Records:
********************

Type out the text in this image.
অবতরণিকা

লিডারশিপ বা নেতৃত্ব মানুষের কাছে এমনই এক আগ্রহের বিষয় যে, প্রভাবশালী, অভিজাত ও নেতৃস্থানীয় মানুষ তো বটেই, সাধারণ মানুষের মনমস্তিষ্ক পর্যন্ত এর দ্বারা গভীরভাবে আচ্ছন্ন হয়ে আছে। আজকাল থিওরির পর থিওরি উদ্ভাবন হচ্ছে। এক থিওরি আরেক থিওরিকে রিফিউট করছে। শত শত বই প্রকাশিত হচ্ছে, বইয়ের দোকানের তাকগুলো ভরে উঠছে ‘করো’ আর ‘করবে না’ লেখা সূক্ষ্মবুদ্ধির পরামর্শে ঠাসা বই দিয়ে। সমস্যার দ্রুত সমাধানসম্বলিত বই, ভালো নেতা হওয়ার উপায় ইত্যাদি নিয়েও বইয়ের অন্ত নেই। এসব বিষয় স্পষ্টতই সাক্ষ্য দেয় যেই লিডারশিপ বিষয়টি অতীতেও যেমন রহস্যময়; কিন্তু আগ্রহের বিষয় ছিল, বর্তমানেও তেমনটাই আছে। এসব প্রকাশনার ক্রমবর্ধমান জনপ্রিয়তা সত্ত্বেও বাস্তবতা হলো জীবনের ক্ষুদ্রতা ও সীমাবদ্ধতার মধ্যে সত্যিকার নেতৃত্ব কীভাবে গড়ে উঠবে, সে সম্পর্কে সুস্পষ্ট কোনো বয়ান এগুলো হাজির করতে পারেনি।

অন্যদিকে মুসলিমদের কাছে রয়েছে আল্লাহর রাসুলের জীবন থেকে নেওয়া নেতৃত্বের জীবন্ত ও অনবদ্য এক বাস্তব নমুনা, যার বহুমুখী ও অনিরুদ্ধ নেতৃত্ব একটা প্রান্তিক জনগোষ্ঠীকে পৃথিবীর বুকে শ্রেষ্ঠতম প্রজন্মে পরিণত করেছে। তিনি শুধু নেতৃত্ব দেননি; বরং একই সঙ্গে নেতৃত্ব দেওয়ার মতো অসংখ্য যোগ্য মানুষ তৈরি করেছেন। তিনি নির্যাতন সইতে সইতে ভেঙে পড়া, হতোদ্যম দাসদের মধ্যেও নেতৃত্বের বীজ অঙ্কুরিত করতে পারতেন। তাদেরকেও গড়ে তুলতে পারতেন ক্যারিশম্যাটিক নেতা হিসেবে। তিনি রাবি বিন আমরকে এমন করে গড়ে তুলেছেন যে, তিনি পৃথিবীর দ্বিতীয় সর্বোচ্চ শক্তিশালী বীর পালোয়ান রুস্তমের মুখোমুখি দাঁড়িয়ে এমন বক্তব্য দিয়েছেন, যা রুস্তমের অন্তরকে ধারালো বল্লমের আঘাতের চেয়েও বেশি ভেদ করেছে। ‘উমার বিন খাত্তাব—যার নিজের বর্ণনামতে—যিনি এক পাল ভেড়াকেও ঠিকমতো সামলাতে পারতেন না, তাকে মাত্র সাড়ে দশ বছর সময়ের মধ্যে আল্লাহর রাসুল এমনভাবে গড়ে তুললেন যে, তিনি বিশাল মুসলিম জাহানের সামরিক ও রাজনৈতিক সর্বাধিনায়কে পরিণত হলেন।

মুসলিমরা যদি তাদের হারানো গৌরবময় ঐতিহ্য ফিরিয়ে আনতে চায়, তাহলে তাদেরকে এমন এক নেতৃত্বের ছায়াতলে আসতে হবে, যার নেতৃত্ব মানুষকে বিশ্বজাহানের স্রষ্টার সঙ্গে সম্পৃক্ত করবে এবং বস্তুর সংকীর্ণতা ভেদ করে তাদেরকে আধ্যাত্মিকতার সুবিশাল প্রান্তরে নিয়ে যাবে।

********************

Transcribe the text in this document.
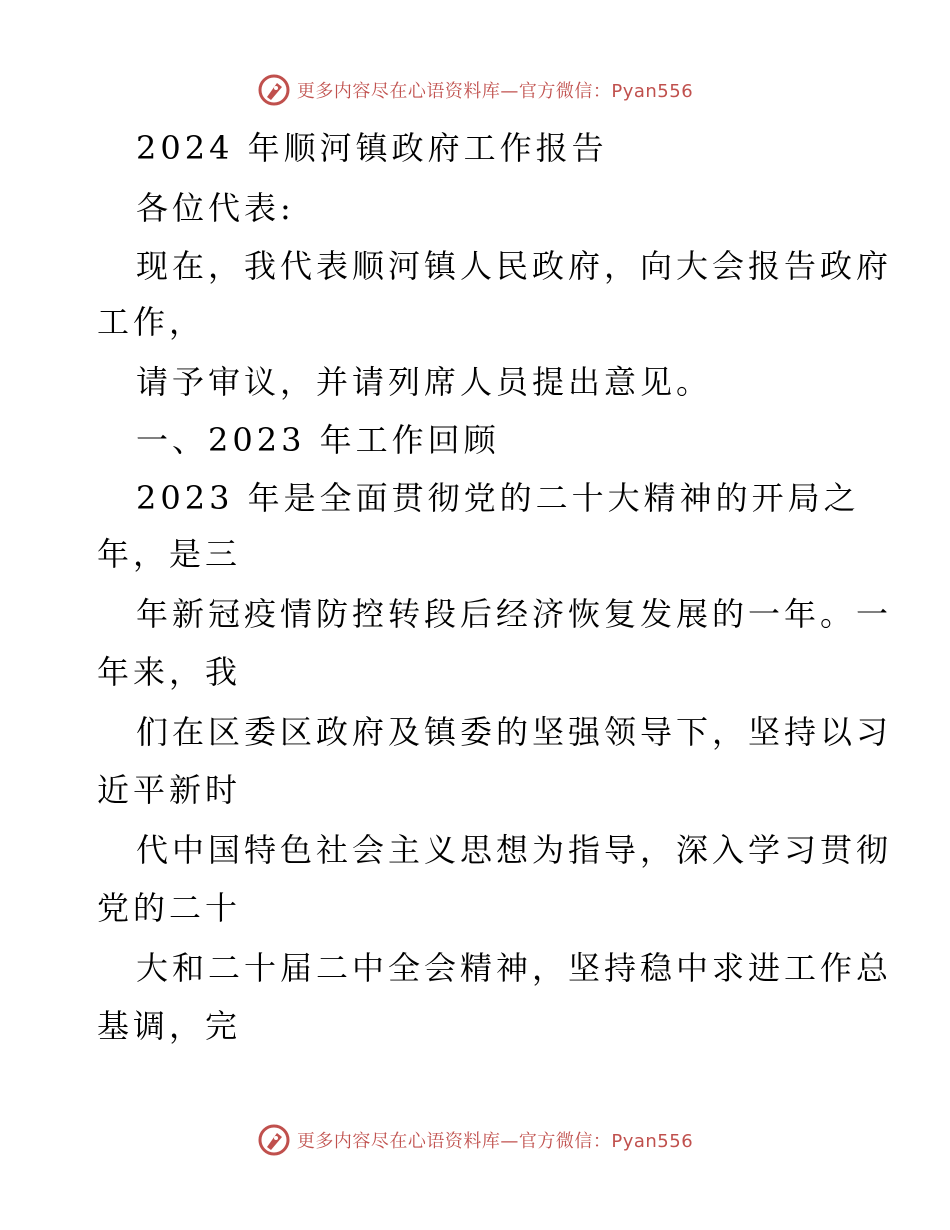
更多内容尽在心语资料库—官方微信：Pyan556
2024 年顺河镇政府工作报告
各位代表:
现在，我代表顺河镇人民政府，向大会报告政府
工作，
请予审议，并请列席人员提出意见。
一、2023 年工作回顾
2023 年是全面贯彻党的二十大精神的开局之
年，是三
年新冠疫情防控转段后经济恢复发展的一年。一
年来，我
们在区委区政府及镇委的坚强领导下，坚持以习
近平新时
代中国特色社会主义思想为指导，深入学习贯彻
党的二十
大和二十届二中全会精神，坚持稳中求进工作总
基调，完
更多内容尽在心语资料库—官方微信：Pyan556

********************

* Do this: State the number of lines holding the word "text" in the listing. Add nothing else.

* Final answer: 2